PROBLEM STATEMENT: Using the data below, copy each line that includes the word "Thailand".

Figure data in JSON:
****************************************

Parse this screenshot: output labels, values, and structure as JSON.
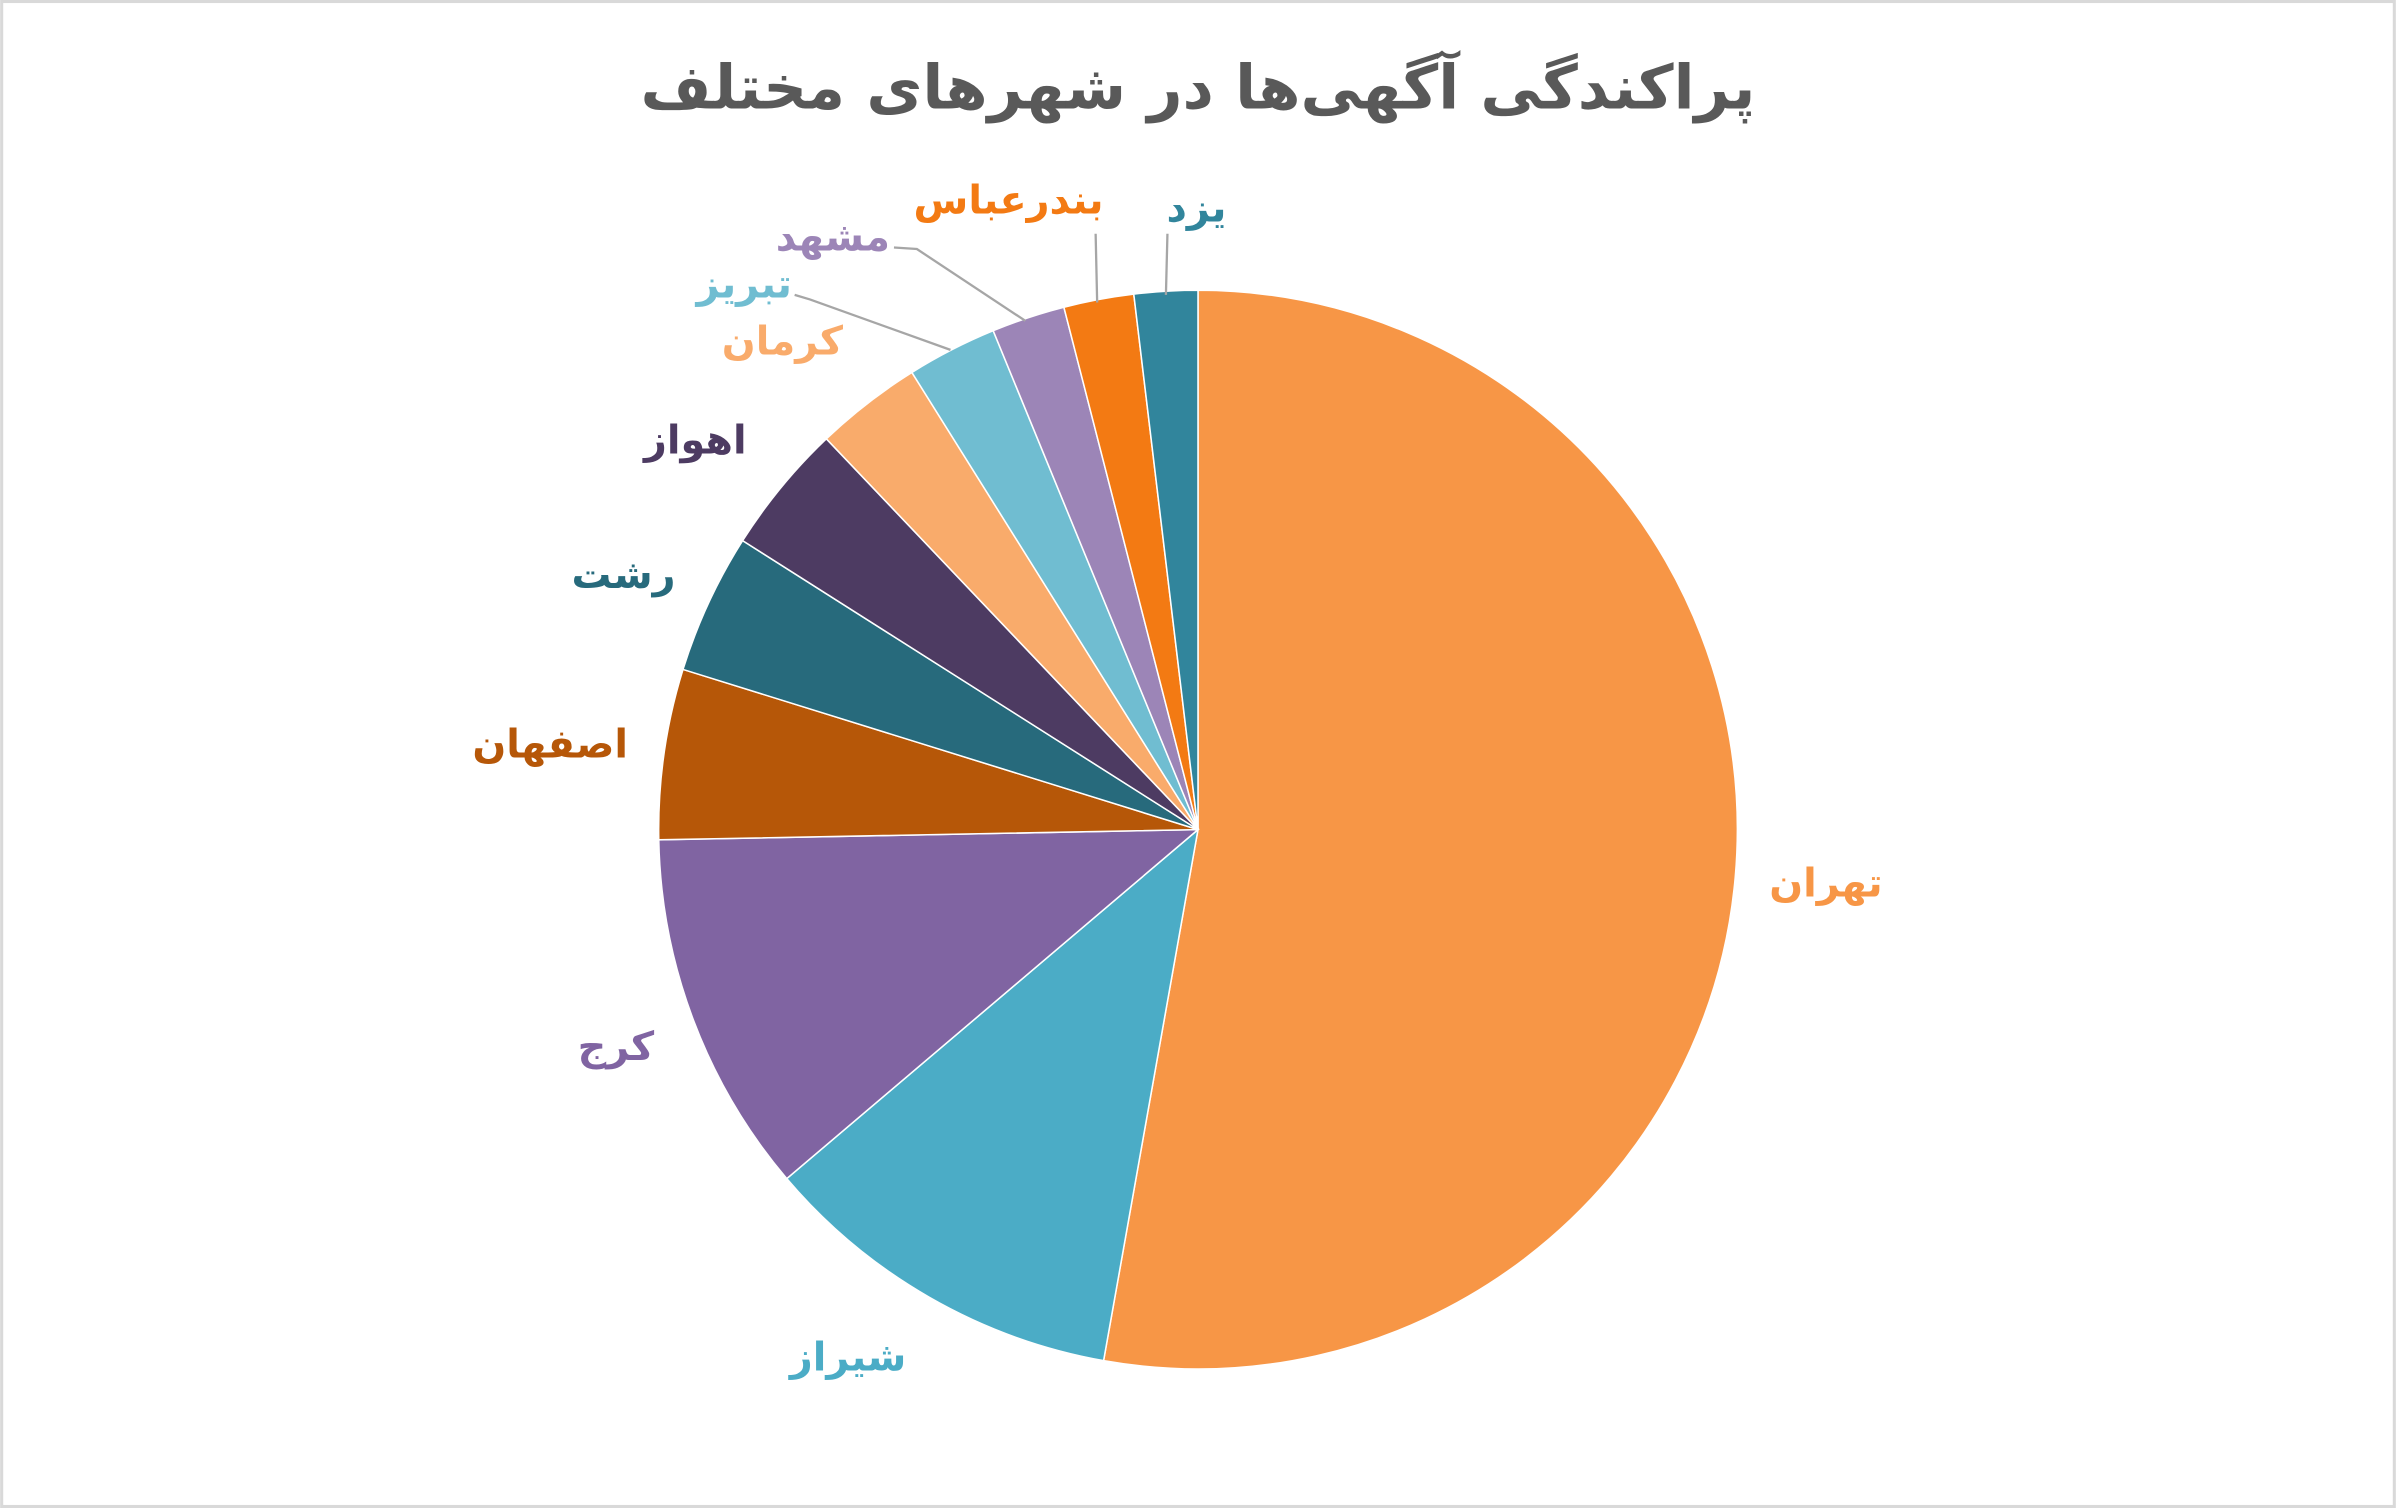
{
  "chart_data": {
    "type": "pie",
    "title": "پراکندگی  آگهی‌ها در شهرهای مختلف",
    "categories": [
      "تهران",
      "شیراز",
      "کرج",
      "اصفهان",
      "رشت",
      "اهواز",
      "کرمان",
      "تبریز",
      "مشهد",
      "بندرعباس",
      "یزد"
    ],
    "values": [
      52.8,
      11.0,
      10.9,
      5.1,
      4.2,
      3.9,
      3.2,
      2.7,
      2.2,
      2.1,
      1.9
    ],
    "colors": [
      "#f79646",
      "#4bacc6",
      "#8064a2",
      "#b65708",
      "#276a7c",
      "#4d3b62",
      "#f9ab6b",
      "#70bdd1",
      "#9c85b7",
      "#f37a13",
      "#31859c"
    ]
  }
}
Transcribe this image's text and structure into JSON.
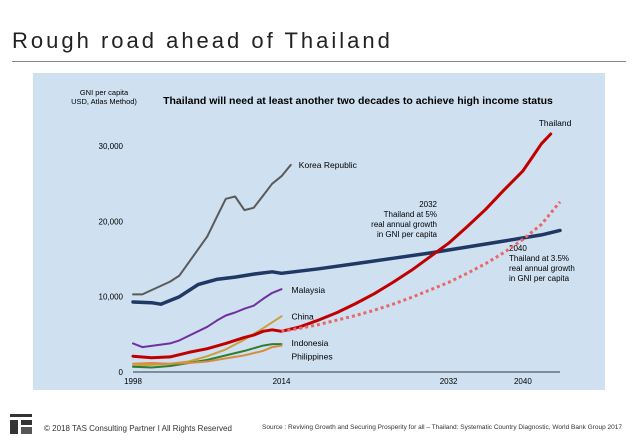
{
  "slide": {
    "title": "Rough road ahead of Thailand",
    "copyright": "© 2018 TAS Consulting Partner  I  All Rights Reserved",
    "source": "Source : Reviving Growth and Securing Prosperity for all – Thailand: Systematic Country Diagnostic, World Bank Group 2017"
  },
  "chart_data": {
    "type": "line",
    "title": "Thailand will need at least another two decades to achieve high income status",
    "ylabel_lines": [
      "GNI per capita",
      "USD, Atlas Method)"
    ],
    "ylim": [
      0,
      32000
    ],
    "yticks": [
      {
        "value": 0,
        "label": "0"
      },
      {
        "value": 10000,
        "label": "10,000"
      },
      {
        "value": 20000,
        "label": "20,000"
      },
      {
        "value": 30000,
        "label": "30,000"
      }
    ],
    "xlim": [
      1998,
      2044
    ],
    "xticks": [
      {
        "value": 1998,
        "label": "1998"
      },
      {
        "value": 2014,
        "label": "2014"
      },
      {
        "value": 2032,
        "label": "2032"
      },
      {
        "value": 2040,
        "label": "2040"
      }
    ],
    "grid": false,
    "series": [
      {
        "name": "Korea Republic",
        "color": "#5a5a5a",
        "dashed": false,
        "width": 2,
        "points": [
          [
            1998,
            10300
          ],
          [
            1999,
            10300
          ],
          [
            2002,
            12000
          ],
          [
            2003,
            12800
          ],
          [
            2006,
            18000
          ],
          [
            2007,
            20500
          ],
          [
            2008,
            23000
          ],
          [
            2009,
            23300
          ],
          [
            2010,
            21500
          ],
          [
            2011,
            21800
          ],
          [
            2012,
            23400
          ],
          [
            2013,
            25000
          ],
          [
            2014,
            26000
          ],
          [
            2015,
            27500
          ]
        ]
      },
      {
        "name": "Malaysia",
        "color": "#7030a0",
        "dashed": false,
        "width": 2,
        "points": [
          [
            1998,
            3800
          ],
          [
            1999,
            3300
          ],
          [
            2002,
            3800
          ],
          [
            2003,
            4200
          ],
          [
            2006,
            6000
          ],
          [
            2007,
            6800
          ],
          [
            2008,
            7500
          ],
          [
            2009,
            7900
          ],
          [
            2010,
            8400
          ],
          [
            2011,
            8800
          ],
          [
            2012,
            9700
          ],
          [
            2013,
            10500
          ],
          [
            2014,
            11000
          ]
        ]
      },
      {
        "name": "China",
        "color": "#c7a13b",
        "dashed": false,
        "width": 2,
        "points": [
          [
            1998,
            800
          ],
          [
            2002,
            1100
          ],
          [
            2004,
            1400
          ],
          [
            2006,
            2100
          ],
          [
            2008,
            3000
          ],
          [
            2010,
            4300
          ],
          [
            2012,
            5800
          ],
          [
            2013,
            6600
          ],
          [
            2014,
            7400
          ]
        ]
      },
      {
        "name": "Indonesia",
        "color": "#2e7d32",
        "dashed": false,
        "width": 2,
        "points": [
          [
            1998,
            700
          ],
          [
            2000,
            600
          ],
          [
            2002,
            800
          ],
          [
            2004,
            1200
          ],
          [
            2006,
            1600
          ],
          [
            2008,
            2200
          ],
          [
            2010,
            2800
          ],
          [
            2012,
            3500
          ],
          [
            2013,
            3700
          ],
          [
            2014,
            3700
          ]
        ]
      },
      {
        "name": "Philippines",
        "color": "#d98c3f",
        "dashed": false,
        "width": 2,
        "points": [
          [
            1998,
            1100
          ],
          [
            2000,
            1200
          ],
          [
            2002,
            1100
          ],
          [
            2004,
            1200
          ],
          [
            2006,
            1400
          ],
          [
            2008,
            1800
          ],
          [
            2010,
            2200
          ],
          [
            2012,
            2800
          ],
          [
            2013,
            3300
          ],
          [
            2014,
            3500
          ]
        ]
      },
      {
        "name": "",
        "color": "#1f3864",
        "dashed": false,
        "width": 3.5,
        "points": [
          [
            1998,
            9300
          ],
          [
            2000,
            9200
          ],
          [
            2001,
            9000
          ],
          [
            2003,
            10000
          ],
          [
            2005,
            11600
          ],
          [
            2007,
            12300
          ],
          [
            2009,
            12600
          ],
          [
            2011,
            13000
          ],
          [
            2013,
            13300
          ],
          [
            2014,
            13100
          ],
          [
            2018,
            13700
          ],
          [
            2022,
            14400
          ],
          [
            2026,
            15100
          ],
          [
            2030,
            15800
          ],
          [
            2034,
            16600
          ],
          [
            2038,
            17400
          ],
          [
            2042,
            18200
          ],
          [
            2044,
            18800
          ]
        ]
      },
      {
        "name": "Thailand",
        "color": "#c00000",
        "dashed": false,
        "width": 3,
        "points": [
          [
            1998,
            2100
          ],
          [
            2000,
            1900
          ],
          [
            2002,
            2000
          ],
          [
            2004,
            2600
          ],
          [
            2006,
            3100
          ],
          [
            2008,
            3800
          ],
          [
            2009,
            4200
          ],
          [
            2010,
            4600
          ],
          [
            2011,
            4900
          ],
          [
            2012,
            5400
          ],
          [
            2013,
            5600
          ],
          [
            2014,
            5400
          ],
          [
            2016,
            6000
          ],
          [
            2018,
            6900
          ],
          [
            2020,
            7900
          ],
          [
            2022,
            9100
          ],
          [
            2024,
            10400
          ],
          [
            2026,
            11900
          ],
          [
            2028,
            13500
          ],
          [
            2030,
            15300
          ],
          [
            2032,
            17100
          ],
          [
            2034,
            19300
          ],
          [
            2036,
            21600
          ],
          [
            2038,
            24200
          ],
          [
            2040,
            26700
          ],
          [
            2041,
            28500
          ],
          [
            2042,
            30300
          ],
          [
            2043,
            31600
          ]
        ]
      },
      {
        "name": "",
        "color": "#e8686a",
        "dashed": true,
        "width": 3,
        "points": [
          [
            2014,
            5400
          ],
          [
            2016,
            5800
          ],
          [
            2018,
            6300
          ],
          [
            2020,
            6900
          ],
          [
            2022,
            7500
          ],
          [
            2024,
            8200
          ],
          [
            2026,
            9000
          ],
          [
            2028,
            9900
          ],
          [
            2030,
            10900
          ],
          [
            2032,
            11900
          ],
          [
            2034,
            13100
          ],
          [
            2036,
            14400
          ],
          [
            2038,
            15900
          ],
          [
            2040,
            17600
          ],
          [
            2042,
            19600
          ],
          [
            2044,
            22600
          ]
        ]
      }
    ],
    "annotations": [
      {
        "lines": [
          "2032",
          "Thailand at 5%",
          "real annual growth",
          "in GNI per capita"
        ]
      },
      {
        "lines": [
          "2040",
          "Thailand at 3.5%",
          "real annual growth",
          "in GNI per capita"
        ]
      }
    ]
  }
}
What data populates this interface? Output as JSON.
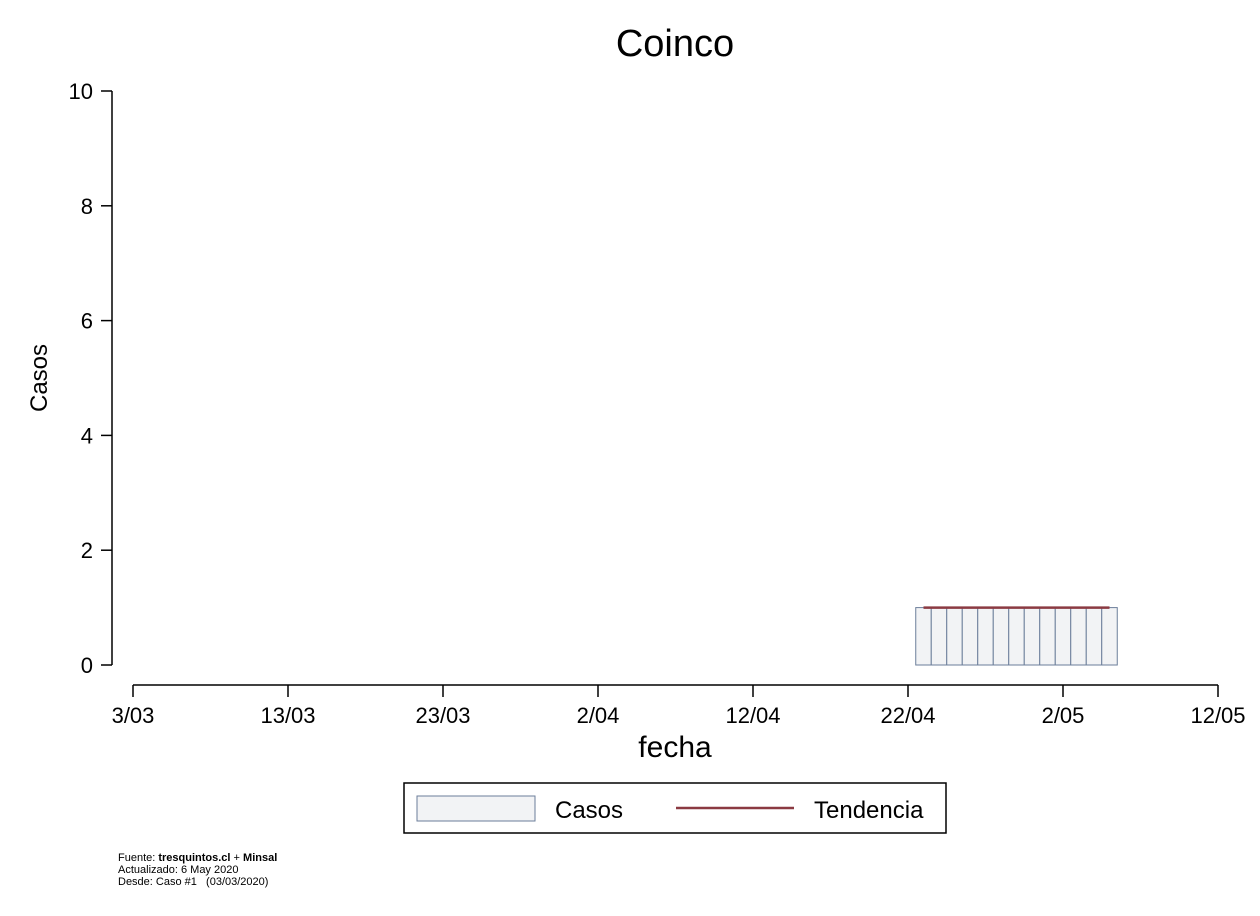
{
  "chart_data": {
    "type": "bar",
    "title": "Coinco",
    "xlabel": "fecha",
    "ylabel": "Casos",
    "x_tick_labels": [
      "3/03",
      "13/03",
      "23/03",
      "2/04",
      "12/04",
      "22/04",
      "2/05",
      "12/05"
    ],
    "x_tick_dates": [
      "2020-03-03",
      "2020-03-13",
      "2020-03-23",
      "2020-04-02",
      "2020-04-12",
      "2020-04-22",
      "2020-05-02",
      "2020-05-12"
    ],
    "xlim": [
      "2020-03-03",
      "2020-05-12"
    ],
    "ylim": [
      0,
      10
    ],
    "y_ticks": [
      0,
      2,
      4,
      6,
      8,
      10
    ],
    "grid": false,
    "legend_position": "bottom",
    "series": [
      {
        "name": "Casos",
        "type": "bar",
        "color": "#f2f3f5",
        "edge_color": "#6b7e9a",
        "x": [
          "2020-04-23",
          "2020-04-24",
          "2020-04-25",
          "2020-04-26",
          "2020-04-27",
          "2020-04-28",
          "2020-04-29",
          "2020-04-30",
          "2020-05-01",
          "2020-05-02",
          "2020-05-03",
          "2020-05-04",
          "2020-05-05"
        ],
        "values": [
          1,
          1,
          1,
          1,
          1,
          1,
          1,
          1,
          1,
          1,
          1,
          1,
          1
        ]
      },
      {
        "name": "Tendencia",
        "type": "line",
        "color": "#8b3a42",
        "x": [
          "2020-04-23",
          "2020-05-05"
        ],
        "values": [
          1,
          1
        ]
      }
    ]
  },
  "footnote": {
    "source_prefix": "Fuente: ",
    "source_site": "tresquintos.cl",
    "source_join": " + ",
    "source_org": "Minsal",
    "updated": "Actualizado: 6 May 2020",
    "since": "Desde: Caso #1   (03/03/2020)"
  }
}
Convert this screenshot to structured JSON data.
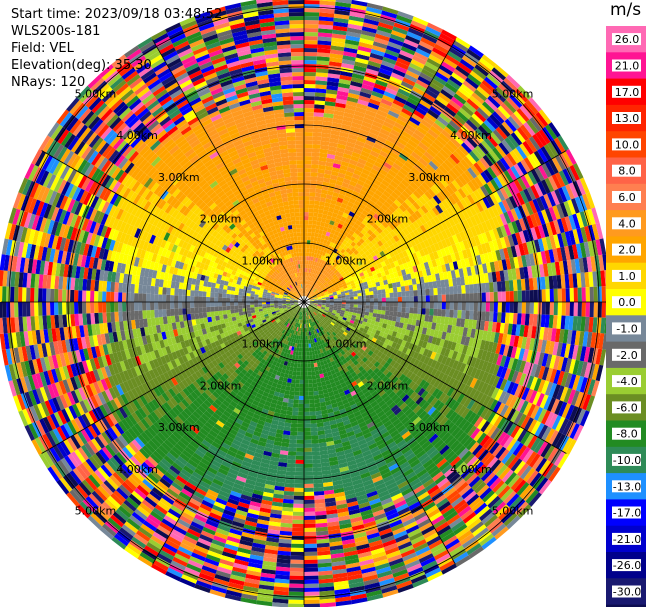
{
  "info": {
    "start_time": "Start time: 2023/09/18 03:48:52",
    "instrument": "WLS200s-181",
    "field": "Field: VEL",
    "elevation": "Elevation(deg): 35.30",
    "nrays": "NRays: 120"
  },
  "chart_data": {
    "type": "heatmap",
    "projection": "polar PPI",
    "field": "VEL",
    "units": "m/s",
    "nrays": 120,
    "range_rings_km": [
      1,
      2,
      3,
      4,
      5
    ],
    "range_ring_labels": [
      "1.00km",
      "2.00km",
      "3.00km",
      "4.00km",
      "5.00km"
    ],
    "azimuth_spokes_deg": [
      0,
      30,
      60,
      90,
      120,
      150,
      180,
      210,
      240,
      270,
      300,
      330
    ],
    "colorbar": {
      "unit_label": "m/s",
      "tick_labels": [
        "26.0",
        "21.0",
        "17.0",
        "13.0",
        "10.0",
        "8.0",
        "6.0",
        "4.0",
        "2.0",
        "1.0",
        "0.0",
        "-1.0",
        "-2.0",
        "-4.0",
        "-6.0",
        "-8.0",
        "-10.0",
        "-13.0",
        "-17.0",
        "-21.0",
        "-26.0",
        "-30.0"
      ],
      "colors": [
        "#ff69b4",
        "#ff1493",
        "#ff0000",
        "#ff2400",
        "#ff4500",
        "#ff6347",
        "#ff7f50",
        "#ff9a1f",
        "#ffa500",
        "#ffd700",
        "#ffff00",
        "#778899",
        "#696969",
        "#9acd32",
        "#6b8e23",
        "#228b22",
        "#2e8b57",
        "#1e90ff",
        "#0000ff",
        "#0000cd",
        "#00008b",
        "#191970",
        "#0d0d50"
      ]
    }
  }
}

****************************************

TASK ANSWER:
    "title": "Rough road ahead of Thailand",
    "source": "Source : Reviving Growth and Securing Prosperity for all – Thailand: Systematic Country Diagnostic, World Bank Group 2017"
    "title": "Thailand will need at least another two decades to achieve high income status",
        "name": "Thailand",
          "Thailand at 5%",
          "Thailand at 3.5%",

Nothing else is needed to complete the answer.